→ The task: Filter the entries that follow, copying every line in which the word "groups" appears.

--- Material for this exercise ---

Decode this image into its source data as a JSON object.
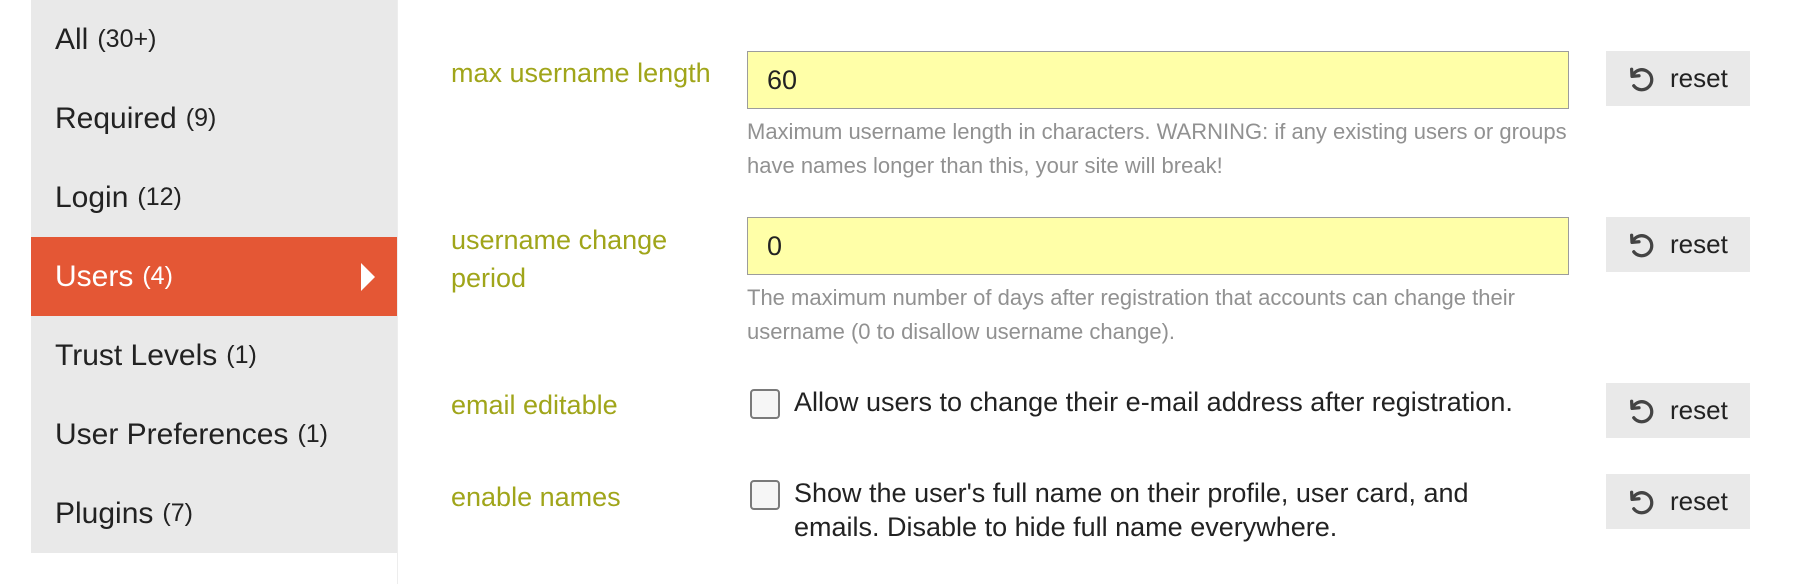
{
  "sidebar": {
    "items": [
      {
        "label": "All",
        "count": "(30+)"
      },
      {
        "label": "Required",
        "count": "(9)"
      },
      {
        "label": "Login",
        "count": "(12)"
      },
      {
        "label": "Users",
        "count": "(4)",
        "active": true
      },
      {
        "label": "Trust Levels",
        "count": "(1)"
      },
      {
        "label": "User Preferences",
        "count": "(1)"
      },
      {
        "label": "Plugins",
        "count": "(7)"
      }
    ]
  },
  "settings": [
    {
      "label": "max username length",
      "type": "text",
      "value": "60",
      "description": "Maximum username length in characters. WARNING: if any existing users or groups have names longer than this, your site will break!",
      "reset_label": "reset"
    },
    {
      "label": "username change period",
      "type": "text",
      "value": "0",
      "description": "The maximum number of days after registration that accounts can change their username (0 to disallow username change).",
      "reset_label": "reset"
    },
    {
      "label": "email editable",
      "type": "checkbox",
      "checked": false,
      "checkbox_text": "Allow users to change their e-mail address after registration.",
      "reset_label": "reset"
    },
    {
      "label": "enable names",
      "type": "checkbox",
      "checked": false,
      "checkbox_text": "Show the user's full name on their profile, user card, and emails. Disable to hide full name everywhere.",
      "reset_label": "reset"
    }
  ],
  "colors": {
    "accent": "#e45735",
    "label": "#a0a51a",
    "input_bg": "#ffffa8",
    "sidebar_bg": "#e9e9e9",
    "muted_text": "#919191"
  },
  "icons": {
    "reset": "undo-icon",
    "active_indicator": "caret-right-icon"
  }
}
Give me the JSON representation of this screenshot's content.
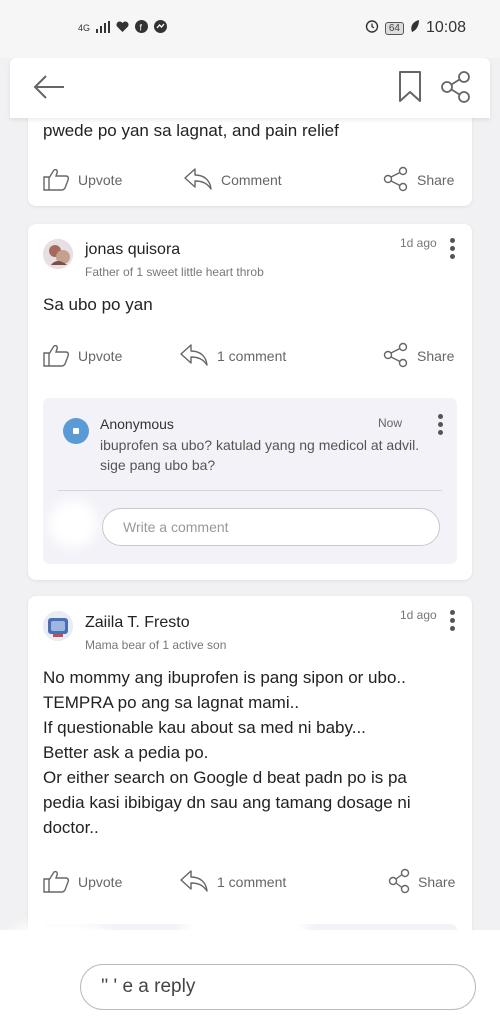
{
  "status_bar": {
    "network": "4G",
    "battery": "64",
    "time": "10:08"
  },
  "app_bar": {
    "back_icon": "arrow-left-icon",
    "bookmark_icon": "bookmark-icon",
    "share_icon": "share-icon"
  },
  "post1": {
    "text": "pwede po yan sa lagnat, and pain relief",
    "upvote": "Upvote",
    "comment": "Comment",
    "share": "Share"
  },
  "post2": {
    "author": "jonas quisora",
    "bio": "Father of 1 sweet little heart throb",
    "time": "1d ago",
    "text": "Sa ubo po yan",
    "upvote": "Upvote",
    "comment": "1 comment",
    "share": "Share",
    "reply": {
      "author": "Anonymous",
      "time": "Now",
      "text": "ibuprofen sa ubo? katulad yang ng medicol at advil. sige pang ubo ba?"
    },
    "write_placeholder": "Write a comment"
  },
  "post3": {
    "author": "Zaiila T. Fresto",
    "bio": "Mama bear of 1 active son",
    "time": "1d ago",
    "lines": [
      "No mommy ang ibuprofen is pang sipon or ubo..",
      "TEMPRA po ang sa lagnat mami..",
      "If questionable kau about sa med ni baby...",
      "Better ask a pedia po.",
      "Or either search on Google d beat padn po is pa",
      "pedia kasi ibibigay dn sau ang tamang dosage ni",
      "doctor.."
    ],
    "upvote": "Upvote",
    "comment": "1 comment",
    "share": "Share"
  },
  "reply_bar": {
    "placeholder": "'' ' e a reply"
  }
}
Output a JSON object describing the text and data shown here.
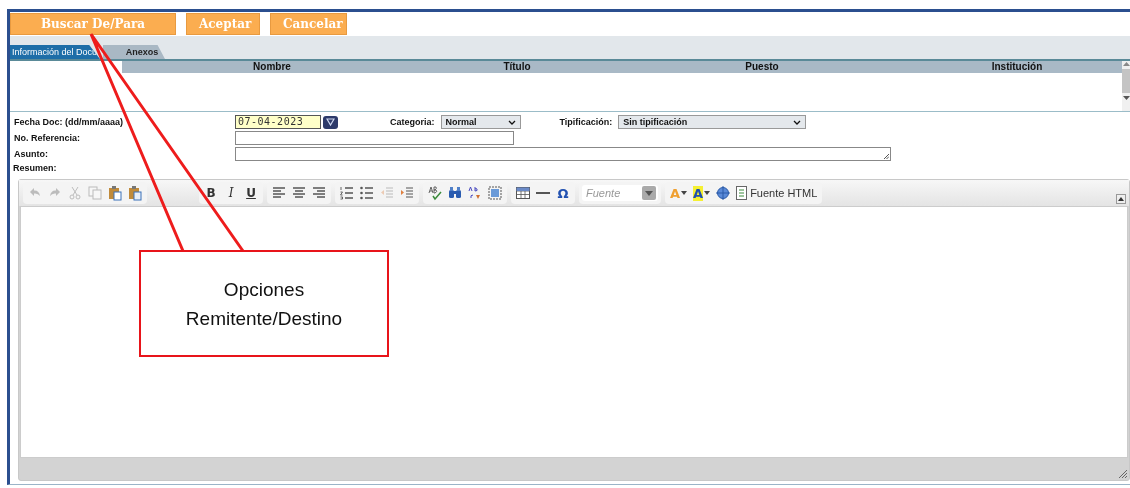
{
  "action_buttons": [
    {
      "label": "Buscar De/Para"
    },
    {
      "label": "Aceptar"
    },
    {
      "label": "Cancelar"
    }
  ],
  "tabs": [
    {
      "label": "Información del Docu.",
      "selected": true
    },
    {
      "label": "Anexos",
      "selected": false
    }
  ],
  "table": {
    "columns": [
      "Nombre",
      "Título",
      "Puesto",
      "Institución"
    ]
  },
  "form": {
    "date_label": "Fecha Doc: (dd/mm/aaaa)",
    "date_value": "07-04-2023",
    "category_label": "Categoria:",
    "category_value": "Normal",
    "type_label": "Tipificación:",
    "type_value": "Sin tipificación",
    "reference_label": "No. Referencia:",
    "subject_label": "Asunto:",
    "summary_label": "Resumen:"
  },
  "editor_toolbar": {
    "groups": [
      [
        {
          "disabled": true
        },
        {
          "disabled": true
        },
        {
          "disabled": true
        },
        {
          "disabled": true
        },
        {
          "disabled": false
        },
        {
          "disabled": false
        }
      ],
      [
        {
          "label": "B",
          "disabled": false
        },
        {
          "label": "I",
          "disabled": false
        },
        {
          "label": "U",
          "disabled": false
        }
      ],
      [
        {
          "disabled": false
        },
        {
          "disabled": false
        },
        {
          "disabled": false
        }
      ],
      [
        {
          "disabled": false
        },
        {
          "disabled": false
        },
        {
          "disabled": true
        },
        {
          "disabled": false
        }
      ],
      [
        {
          "disabled": false
        },
        {
          "disabled": false
        },
        {
          "disabled": false
        },
        {
          "disabled": false
        }
      ],
      [
        {
          "disabled": false
        },
        {
          "disabled": false
        },
        {
          "label": "Ω",
          "disabled": false
        }
      ]
    ],
    "font_combo": {
      "placeholder": "Fuente"
    },
    "color_buttons": [
      {
        "label": "A",
        "color": "#f0a030"
      },
      {
        "label": "A",
        "color": "#f5f032"
      }
    ],
    "source_button": {
      "label": "Fuente HTML"
    }
  },
  "callout": {
    "text": "Opciones Remitente/Destino"
  }
}
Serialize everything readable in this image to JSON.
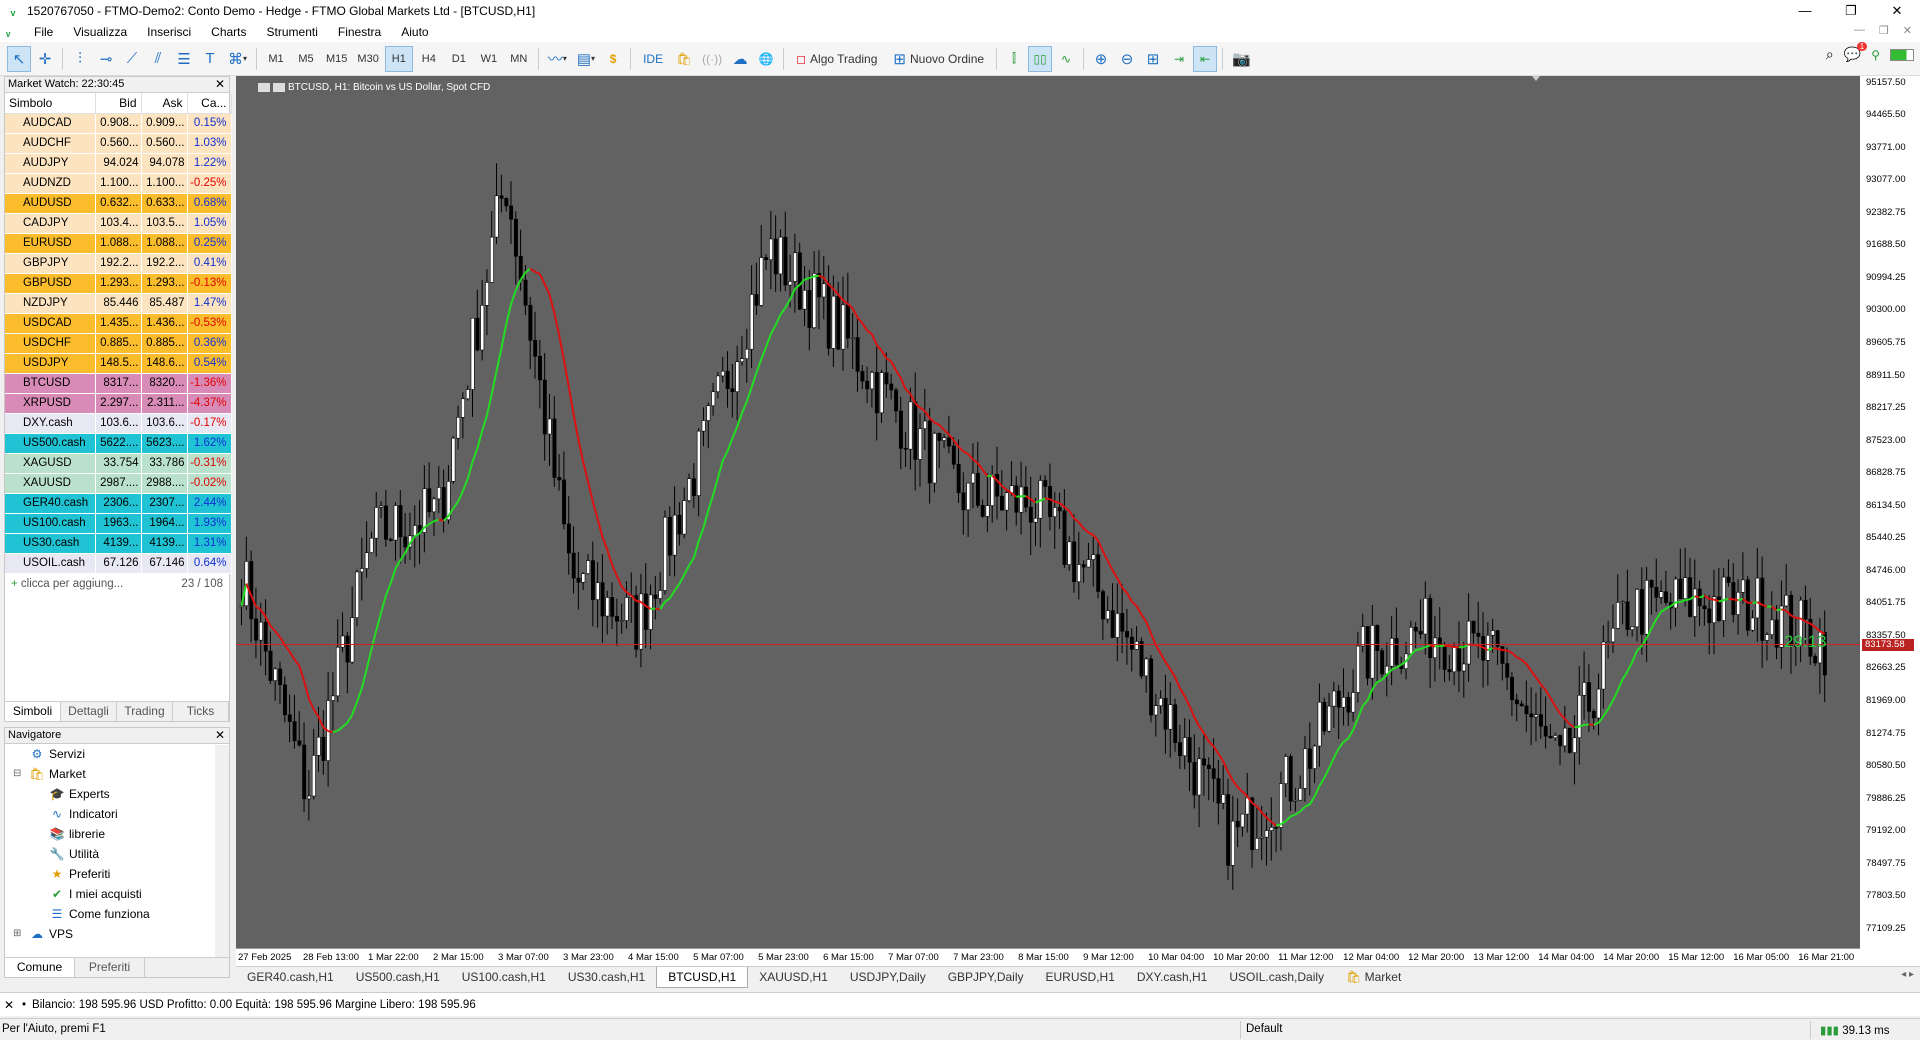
{
  "window": {
    "title": "1520767050 - FTMO-Demo2: Conto Demo - Hedge - FTMO Global Markets Ltd - [BTCUSD,H1]"
  },
  "menu": [
    "File",
    "Visualizza",
    "Inserisci",
    "Charts",
    "Strumenti",
    "Finestra",
    "Aiuto"
  ],
  "toolbar": {
    "timeframes": [
      "M1",
      "M5",
      "M15",
      "M30",
      "H1",
      "H4",
      "D1",
      "W1",
      "MN"
    ],
    "active_timeframe": "H1",
    "ide_label": "IDE",
    "algo_trading_label": "Algo Trading",
    "new_order_label": "Nuovo Ordine",
    "notification_count": "1"
  },
  "market_watch": {
    "title": "Market Watch: 22:30:45",
    "columns": [
      "Simbolo",
      "Bid",
      "Ask",
      "Ca..."
    ],
    "rows": [
      {
        "symbol": "AUDCAD",
        "bid": "0.908...",
        "ask": "0.909...",
        "change": "0.15%",
        "dir": "pos",
        "bg": "#fce4c0"
      },
      {
        "symbol": "AUDCHF",
        "bid": "0.560...",
        "ask": "0.560...",
        "change": "1.03%",
        "dir": "pos",
        "bg": "#fce4c0"
      },
      {
        "symbol": "AUDJPY",
        "bid": "94.024",
        "ask": "94.078",
        "change": "1.22%",
        "dir": "pos",
        "bg": "#fce4c0"
      },
      {
        "symbol": "AUDNZD",
        "bid": "1.100...",
        "ask": "1.100...",
        "change": "-0.25%",
        "dir": "neg",
        "bg": "#fce4c0"
      },
      {
        "symbol": "AUDUSD",
        "bid": "0.632...",
        "ask": "0.633...",
        "change": "0.68%",
        "dir": "pos",
        "bg": "#fbbd2c"
      },
      {
        "symbol": "CADJPY",
        "bid": "103.4...",
        "ask": "103.5...",
        "change": "1.05%",
        "dir": "pos",
        "bg": "#fce4c0"
      },
      {
        "symbol": "EURUSD",
        "bid": "1.088...",
        "ask": "1.088...",
        "change": "0.25%",
        "dir": "pos",
        "bg": "#fbbd2c"
      },
      {
        "symbol": "GBPJPY",
        "bid": "192.2...",
        "ask": "192.2...",
        "change": "0.41%",
        "dir": "pos",
        "bg": "#fce4c0"
      },
      {
        "symbol": "GBPUSD",
        "bid": "1.293...",
        "ask": "1.293...",
        "change": "-0.13%",
        "dir": "neg",
        "bg": "#fbbd2c"
      },
      {
        "symbol": "NZDJPY",
        "bid": "85.446",
        "ask": "85.487",
        "change": "1.47%",
        "dir": "pos",
        "bg": "#fce4c0"
      },
      {
        "symbol": "USDCAD",
        "bid": "1.435...",
        "ask": "1.436...",
        "change": "-0.53%",
        "dir": "neg",
        "bg": "#fbbd2c"
      },
      {
        "symbol": "USDCHF",
        "bid": "0.885...",
        "ask": "0.885...",
        "change": "0.36%",
        "dir": "pos",
        "bg": "#fbbd2c"
      },
      {
        "symbol": "USDJPY",
        "bid": "148.5...",
        "ask": "148.6...",
        "change": "0.54%",
        "dir": "pos",
        "bg": "#fbbd2c"
      },
      {
        "symbol": "BTCUSD",
        "bid": "8317...",
        "ask": "8320...",
        "change": "-1.36%",
        "dir": "neg",
        "bg": "#d98bb8"
      },
      {
        "symbol": "XRPUSD",
        "bid": "2.297...",
        "ask": "2.311...",
        "change": "-4.37%",
        "dir": "neg",
        "bg": "#d98bb8"
      },
      {
        "symbol": "DXY.cash",
        "bid": "103.6...",
        "ask": "103.6...",
        "change": "-0.17%",
        "dir": "neg",
        "bg": "#e8e8f4"
      },
      {
        "symbol": "US500.cash",
        "bid": "5622....",
        "ask": "5623....",
        "change": "1.62%",
        "dir": "pos",
        "bg": "#1fc3d3"
      },
      {
        "symbol": "XAGUSD",
        "bid": "33.754",
        "ask": "33.786",
        "change": "-0.31%",
        "dir": "neg",
        "bg": "#b9e1cc"
      },
      {
        "symbol": "XAUUSD",
        "bid": "2987....",
        "ask": "2988....",
        "change": "-0.02%",
        "dir": "neg",
        "bg": "#b9e1cc"
      },
      {
        "symbol": "GER40.cash",
        "bid": "2306...",
        "ask": "2307...",
        "change": "2.44%",
        "dir": "pos",
        "bg": "#1fc3d3"
      },
      {
        "symbol": "US100.cash",
        "bid": "1963...",
        "ask": "1964...",
        "change": "1.93%",
        "dir": "pos",
        "bg": "#1fc3d3"
      },
      {
        "symbol": "US30.cash",
        "bid": "4139...",
        "ask": "4139...",
        "change": "1.31%",
        "dir": "pos",
        "bg": "#1fc3d3"
      },
      {
        "symbol": "USOIL.cash",
        "bid": "67.126",
        "ask": "67.146",
        "change": "0.64%",
        "dir": "pos",
        "bg": "#e8e8f4"
      }
    ],
    "add_placeholder": "clicca per aggiung...",
    "count": "23 / 108",
    "tabs": [
      "Simboli",
      "Dettagli",
      "Trading",
      "Ticks"
    ]
  },
  "navigator": {
    "title": "Navigatore",
    "items": [
      {
        "label": "Servizi",
        "icon": "services-icon",
        "indent": 1
      },
      {
        "label": "Market",
        "icon": "market-icon",
        "indent": 1
      },
      {
        "label": "Experts",
        "icon": "experts-icon",
        "indent": 2
      },
      {
        "label": "Indicatori",
        "icon": "indicators-icon",
        "indent": 2
      },
      {
        "label": "librerie",
        "icon": "libraries-icon",
        "indent": 2
      },
      {
        "label": "Utilità",
        "icon": "utilities-icon",
        "indent": 2
      },
      {
        "label": "Preferiti",
        "icon": "star-icon",
        "indent": 2
      },
      {
        "label": "I miei acquisti",
        "icon": "purchases-icon",
        "indent": 2
      },
      {
        "label": "Come funziona",
        "icon": "list-icon",
        "indent": 2
      },
      {
        "label": "VPS",
        "icon": "vps-cloud-icon",
        "indent": 1
      }
    ],
    "tabs": [
      "Comune",
      "Preferiti"
    ]
  },
  "chart": {
    "title": "BTCUSD, H1:  Bitcoin vs US Dollar, Spot CFD",
    "y_labels": [
      "95157.50",
      "94465.50",
      "93771.00",
      "93077.00",
      "92382.75",
      "91688.50",
      "90994.25",
      "90300.00",
      "89605.75",
      "88911.50",
      "88217.25",
      "87523.00",
      "86828.75",
      "86134.50",
      "85440.25",
      "84746.00",
      "84051.75",
      "83357.50",
      "82663.25",
      "81969.00",
      "81274.75",
      "80580.50",
      "79886.25",
      "79192.00",
      "78497.75",
      "77803.50",
      "77109.25"
    ],
    "x_labels": [
      "27 Feb 2025",
      "28 Feb 13:00",
      "1 Mar 22:00",
      "2 Mar 15:00",
      "3 Mar 07:00",
      "3 Mar 23:00",
      "4 Mar 15:00",
      "5 Mar 07:00",
      "5 Mar 23:00",
      "6 Mar 15:00",
      "7 Mar 07:00",
      "7 Mar 23:00",
      "8 Mar 15:00",
      "9 Mar 12:00",
      "10 Mar 04:00",
      "10 Mar 20:00",
      "11 Mar 12:00",
      "12 Mar 04:00",
      "12 Mar 20:00",
      "13 Mar 12:00",
      "14 Mar 04:00",
      "14 Mar 20:00",
      "15 Mar 12:00",
      "16 Mar 05:00",
      "16 Mar 21:00"
    ],
    "bid_price": "83173.58",
    "bar_timer": "29:13",
    "colors": {
      "background": "#626262",
      "bull_ma": "#22dd22",
      "bear_ma": "#dd1111",
      "bid_line": "#cc2222"
    }
  },
  "chart_data": {
    "type": "line",
    "title": "BTCUSD, H1:  Bitcoin vs US Dollar, Spot CFD",
    "xlabel": "",
    "ylabel": "",
    "ylim": [
      76700,
      95300
    ],
    "x": [
      "27 Feb 2025",
      "28 Feb 13:00",
      "1 Mar 22:00",
      "2 Mar 15:00",
      "3 Mar 07:00",
      "3 Mar 23:00",
      "4 Mar 15:00",
      "5 Mar 07:00",
      "5 Mar 23:00",
      "6 Mar 15:00",
      "7 Mar 07:00",
      "7 Mar 23:00",
      "8 Mar 15:00",
      "9 Mar 12:00",
      "10 Mar 04:00",
      "10 Mar 20:00",
      "11 Mar 12:00",
      "12 Mar 04:00",
      "12 Mar 20:00",
      "13 Mar 12:00",
      "14 Mar 04:00",
      "14 Mar 20:00",
      "15 Mar 12:00",
      "16 Mar 05:00",
      "16 Mar 21:00"
    ],
    "series": [
      {
        "values": [
          84700,
          80000,
          85500,
          86000,
          93100,
          84600,
          83600,
          87400,
          91600,
          90000,
          88000,
          86300,
          86200,
          84300,
          81800,
          79000,
          80400,
          82900,
          83500,
          82800,
          80500,
          83900,
          84100,
          84000,
          83200
        ]
      }
    ],
    "bid_line": 83173.58,
    "grid": false
  },
  "chart_tabs": [
    "GER40.cash,H1",
    "US500.cash,H1",
    "US100.cash,H1",
    "US30.cash,H1",
    "BTCUSD,H1",
    "XAUUSD,H1",
    "USDJPY,Daily",
    "GBPJPY,Daily",
    "EURUSD,H1",
    "DXY.cash,H1",
    "USOIL.cash,Daily",
    "Market"
  ],
  "active_chart_tab": "BTCUSD,H1",
  "terminal": {
    "balance_line": "Bilancio: 198 595.96 USD  Profitto: 0.00  Equità: 198 595.96  Margine Libero: 198 595.96"
  },
  "status_bar": {
    "help": "Per l'Aiuto, premi F1",
    "profile": "Default",
    "ping": "39.13 ms"
  }
}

---

→ Finished task:
      "description": "Maximum username length in characters. WARNING: if any existing users or groups have names longer than this, your site will break!",
    "groups": [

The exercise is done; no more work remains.